* _Your goal_
Give the entries again exactly, every one of them.

[Records from a data collection]

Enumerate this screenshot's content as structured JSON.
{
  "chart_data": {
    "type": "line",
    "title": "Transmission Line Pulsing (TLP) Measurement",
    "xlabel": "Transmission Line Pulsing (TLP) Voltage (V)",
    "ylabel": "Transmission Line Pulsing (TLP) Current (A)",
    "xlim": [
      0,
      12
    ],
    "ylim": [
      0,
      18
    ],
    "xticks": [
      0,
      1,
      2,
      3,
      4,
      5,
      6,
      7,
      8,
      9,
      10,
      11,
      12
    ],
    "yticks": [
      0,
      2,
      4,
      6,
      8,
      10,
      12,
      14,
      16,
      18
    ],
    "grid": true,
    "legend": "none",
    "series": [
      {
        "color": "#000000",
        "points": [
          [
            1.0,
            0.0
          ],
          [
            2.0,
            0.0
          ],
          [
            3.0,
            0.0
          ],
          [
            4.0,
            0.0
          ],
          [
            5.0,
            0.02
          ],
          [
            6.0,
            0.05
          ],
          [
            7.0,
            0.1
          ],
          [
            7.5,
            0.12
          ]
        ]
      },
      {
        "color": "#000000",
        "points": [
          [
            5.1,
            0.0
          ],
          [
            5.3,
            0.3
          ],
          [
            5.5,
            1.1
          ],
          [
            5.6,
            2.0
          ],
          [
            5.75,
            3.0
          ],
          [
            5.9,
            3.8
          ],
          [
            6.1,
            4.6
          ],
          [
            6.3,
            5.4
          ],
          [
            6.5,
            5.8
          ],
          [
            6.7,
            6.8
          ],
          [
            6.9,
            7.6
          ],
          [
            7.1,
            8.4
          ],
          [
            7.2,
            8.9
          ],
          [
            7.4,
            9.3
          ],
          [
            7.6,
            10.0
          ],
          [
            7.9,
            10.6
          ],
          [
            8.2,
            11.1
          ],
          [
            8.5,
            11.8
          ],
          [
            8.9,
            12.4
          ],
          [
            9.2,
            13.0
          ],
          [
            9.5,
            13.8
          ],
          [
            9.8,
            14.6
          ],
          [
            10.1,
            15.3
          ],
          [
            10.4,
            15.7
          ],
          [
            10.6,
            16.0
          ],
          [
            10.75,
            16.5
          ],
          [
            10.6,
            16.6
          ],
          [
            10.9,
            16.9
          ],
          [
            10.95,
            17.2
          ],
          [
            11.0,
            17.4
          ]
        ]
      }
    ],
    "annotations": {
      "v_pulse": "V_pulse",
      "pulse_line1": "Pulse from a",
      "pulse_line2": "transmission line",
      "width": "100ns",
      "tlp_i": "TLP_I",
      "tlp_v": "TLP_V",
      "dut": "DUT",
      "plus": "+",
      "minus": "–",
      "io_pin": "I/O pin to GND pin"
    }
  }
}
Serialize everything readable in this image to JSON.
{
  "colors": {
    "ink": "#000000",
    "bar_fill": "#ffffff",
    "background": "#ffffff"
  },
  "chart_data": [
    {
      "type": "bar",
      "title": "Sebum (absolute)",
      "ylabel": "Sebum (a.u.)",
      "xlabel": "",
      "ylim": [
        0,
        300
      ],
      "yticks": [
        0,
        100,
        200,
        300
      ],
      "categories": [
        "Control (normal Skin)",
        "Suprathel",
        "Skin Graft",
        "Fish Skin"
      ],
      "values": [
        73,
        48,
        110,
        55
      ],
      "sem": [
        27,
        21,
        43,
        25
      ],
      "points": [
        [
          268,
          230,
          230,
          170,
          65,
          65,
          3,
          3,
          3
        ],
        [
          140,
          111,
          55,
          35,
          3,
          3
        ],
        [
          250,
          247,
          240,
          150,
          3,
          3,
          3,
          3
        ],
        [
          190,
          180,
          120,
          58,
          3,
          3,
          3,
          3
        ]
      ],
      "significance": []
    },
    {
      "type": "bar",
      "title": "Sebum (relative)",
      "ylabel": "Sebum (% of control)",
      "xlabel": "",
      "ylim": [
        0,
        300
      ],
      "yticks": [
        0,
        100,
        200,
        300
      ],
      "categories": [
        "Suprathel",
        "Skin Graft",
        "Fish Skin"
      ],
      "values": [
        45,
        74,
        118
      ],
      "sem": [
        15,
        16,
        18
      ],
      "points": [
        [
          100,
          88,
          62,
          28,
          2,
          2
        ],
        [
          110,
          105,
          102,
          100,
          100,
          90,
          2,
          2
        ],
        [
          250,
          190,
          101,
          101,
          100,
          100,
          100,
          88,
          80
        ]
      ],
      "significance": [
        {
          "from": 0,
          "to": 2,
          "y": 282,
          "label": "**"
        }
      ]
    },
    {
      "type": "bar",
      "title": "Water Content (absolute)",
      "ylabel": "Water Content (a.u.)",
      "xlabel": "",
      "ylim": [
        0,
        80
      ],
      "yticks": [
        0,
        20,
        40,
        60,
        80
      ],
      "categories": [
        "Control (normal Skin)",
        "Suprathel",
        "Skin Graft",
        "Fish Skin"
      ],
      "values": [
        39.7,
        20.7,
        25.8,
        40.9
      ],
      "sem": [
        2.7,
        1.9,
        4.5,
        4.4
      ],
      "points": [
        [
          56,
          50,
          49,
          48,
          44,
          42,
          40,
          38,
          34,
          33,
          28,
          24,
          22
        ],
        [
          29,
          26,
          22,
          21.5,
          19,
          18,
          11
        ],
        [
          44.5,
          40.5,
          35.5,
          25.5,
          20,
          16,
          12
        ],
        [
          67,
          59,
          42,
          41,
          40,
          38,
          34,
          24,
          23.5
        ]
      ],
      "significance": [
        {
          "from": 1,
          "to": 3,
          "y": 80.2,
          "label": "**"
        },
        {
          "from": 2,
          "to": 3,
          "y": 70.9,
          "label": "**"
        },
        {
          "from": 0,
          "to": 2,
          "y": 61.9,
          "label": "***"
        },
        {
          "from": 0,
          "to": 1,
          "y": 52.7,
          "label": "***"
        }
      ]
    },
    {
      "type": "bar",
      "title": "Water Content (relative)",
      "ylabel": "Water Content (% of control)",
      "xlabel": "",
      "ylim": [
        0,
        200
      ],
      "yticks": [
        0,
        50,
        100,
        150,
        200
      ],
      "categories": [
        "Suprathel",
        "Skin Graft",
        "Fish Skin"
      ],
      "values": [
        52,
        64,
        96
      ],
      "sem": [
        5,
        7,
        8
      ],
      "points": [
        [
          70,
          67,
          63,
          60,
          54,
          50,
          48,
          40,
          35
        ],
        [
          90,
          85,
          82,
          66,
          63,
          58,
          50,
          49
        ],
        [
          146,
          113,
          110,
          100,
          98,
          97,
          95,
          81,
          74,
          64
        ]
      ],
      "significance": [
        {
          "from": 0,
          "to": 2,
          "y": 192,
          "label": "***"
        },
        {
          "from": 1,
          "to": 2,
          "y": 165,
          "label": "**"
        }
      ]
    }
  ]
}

* _The reply_
Enumerate this screenshot's content as structured JSON.
{
  "chart_data": {
    "type": "line",
    "title": "Transmission Line Pulsing (TLP) Measurement",
    "xlabel": "Transmission Line Pulsing (TLP) Voltage (V)",
    "ylabel": "Transmission Line Pulsing (TLP) Current (A)",
    "xlim": [
      0,
      12
    ],
    "ylim": [
      0,
      18
    ],
    "xticks": [
      0,
      1,
      2,
      3,
      4,
      5,
      6,
      7,
      8,
      9,
      10,
      11,
      12
    ],
    "yticks": [
      0,
      2,
      4,
      6,
      8,
      10,
      12,
      14,
      16,
      18
    ],
    "grid": true,
    "legend": "none",
    "series": [
      {
        "color": "#000000",
        "points": [
          [
            1.0,
            0.0
          ],
          [
            2.0,
            0.0
          ],
          [
            3.0,
            0.0
          ],
          [
            4.0,
            0.0
          ],
          [
            5.0,
            0.02
          ],
          [
            6.0,
            0.05
          ],
          [
            7.0,
            0.1
          ],
          [
            7.5,
            0.12
          ]
        ]
      },
      {
        "color": "#000000",
        "points": [
          [
            5.1,
            0.0
          ],
          [
            5.3,
            0.3
          ],
          [
            5.5,
            1.1
          ],
          [
            5.6,
            2.0
          ],
          [
            5.75,
            3.0
          ],
          [
            5.9,
            3.8
          ],
          [
            6.1,
            4.6
          ],
          [
            6.3,
            5.4
          ],
          [
            6.5,
            5.8
          ],
          [
            6.7,
            6.8
          ],
          [
            6.9,
            7.6
          ],
          [
            7.1,
            8.4
          ],
          [
            7.2,
            8.9
          ],
          [
            7.4,
            9.3
          ],
          [
            7.6,
            10.0
          ],
          [
            7.9,
            10.6
          ],
          [
            8.2,
            11.1
          ],
          [
            8.5,
            11.8
          ],
          [
            8.9,
            12.4
          ],
          [
            9.2,
            13.0
          ],
          [
            9.5,
            13.8
          ],
          [
            9.8,
            14.6
          ],
          [
            10.1,
            15.3
          ],
          [
            10.4,
            15.7
          ],
          [
            10.6,
            16.0
          ],
          [
            10.75,
            16.5
          ],
          [
            10.6,
            16.6
          ],
          [
            10.9,
            16.9
          ],
          [
            10.95,
            17.2
          ],
          [
            11.0,
            17.4
          ]
        ]
      }
    ],
    "annotations": {
      "v_pulse": "V_pulse",
      "pulse_line1": "Pulse from a",
      "pulse_line2": "transmission line",
      "width": "100ns",
      "tlp_i": "TLP_I",
      "tlp_v": "TLP_V",
      "dut": "DUT",
      "plus": "+",
      "minus": "–",
      "io_pin": "I/O pin to GND pin"
    }
  }
}
Serialize everything readable in this image to JSON.
{
  "colors": {
    "ink": "#000000",
    "bar_fill": "#ffffff",
    "background": "#ffffff"
  },
  "chart_data": [
    {
      "type": "bar",
      "title": "Sebum (absolute)",
      "ylabel": "Sebum (a.u.)",
      "xlabel": "",
      "ylim": [
        0,
        300
      ],
      "yticks": [
        0,
        100,
        200,
        300
      ],
      "categories": [
        "Control (normal Skin)",
        "Suprathel",
        "Skin Graft",
        "Fish Skin"
      ],
      "values": [
        73,
        48,
        110,
        55
      ],
      "sem": [
        27,
        21,
        43,
        25
      ],
      "points": [
        [
          268,
          230,
          230,
          170,
          65,
          65,
          3,
          3,
          3
        ],
        [
          140,
          111,
          55,
          35,
          3,
          3
        ],
        [
          250,
          247,
          240,
          150,
          3,
          3,
          3,
          3
        ],
        [
          190,
          180,
          120,
          58,
          3,
          3,
          3,
          3
        ]
      ],
      "significance": []
    },
    {
      "type": "bar",
      "title": "Sebum (relative)",
      "ylabel": "Sebum (% of control)",
      "xlabel": "",
      "ylim": [
        0,
        300
      ],
      "yticks": [
        0,
        100,
        200,
        300
      ],
      "categories": [
        "Suprathel",
        "Skin Graft",
        "Fish Skin"
      ],
      "values": [
        45,
        74,
        118
      ],
      "sem": [
        15,
        16,
        18
      ],
      "points": [
        [
          100,
          88,
          62,
          28,
          2,
          2
        ],
        [
          110,
          105,
          102,
          100,
          100,
          90,
          2,
          2
        ],
        [
          250,
          190,
          101,
          101,
          100,
          100,
          100,
          88,
          80
        ]
      ],
      "significance": [
        {
          "from": 0,
          "to": 2,
          "y": 282,
          "label": "**"
        }
      ]
    },
    {
      "type": "bar",
      "title": "Water Content (absolute)",
      "ylabel": "Water Content (a.u.)",
      "xlabel": "",
      "ylim": [
        0,
        80
      ],
      "yticks": [
        0,
        20,
        40,
        60,
        80
      ],
      "categories": [
        "Control (normal Skin)",
        "Suprathel",
        "Skin Graft",
        "Fish Skin"
      ],
      "values": [
        39.7,
        20.7,
        25.8,
        40.9
      ],
      "sem": [
        2.7,
        1.9,
        4.5,
        4.4
      ],
      "points": [
        [
          56,
          50,
          49,
          48,
          44,
          42,
          40,
          38,
          34,
          33,
          28,
          24,
          22
        ],
        [
          29,
          26,
          22,
          21.5,
          19,
          18,
          11
        ],
        [
          44.5,
          40.5,
          35.5,
          25.5,
          20,
          16,
          12
        ],
        [
          67,
          59,
          42,
          41,
          40,
          38,
          34,
          24,
          23.5
        ]
      ],
      "significance": [
        {
          "from": 1,
          "to": 3,
          "y": 80.2,
          "label": "**"
        },
        {
          "from": 2,
          "to": 3,
          "y": 70.9,
          "label": "**"
        },
        {
          "from": 0,
          "to": 2,
          "y": 61.9,
          "label": "***"
        },
        {
          "from": 0,
          "to": 1,
          "y": 52.7,
          "label": "***"
        }
      ]
    },
    {
      "type": "bar",
      "title": "Water Content (relative)",
      "ylabel": "Water Content (% of control)",
      "xlabel": "",
      "ylim": [
        0,
        200
      ],
      "yticks": [
        0,
        50,
        100,
        150,
        200
      ],
      "categories": [
        "Suprathel",
        "Skin Graft",
        "Fish Skin"
      ],
      "values": [
        52,
        64,
        96
      ],
      "sem": [
        5,
        7,
        8
      ],
      "points": [
        [
          70,
          67,
          63,
          60,
          54,
          50,
          48,
          40,
          35
        ],
        [
          90,
          85,
          82,
          66,
          63,
          58,
          50,
          49
        ],
        [
          146,
          113,
          110,
          100,
          98,
          97,
          95,
          81,
          74,
          64
        ]
      ],
      "significance": [
        {
          "from": 0,
          "to": 2,
          "y": 192,
          "label": "***"
        },
        {
          "from": 1,
          "to": 2,
          "y": 165,
          "label": "**"
        }
      ]
    }
  ]
}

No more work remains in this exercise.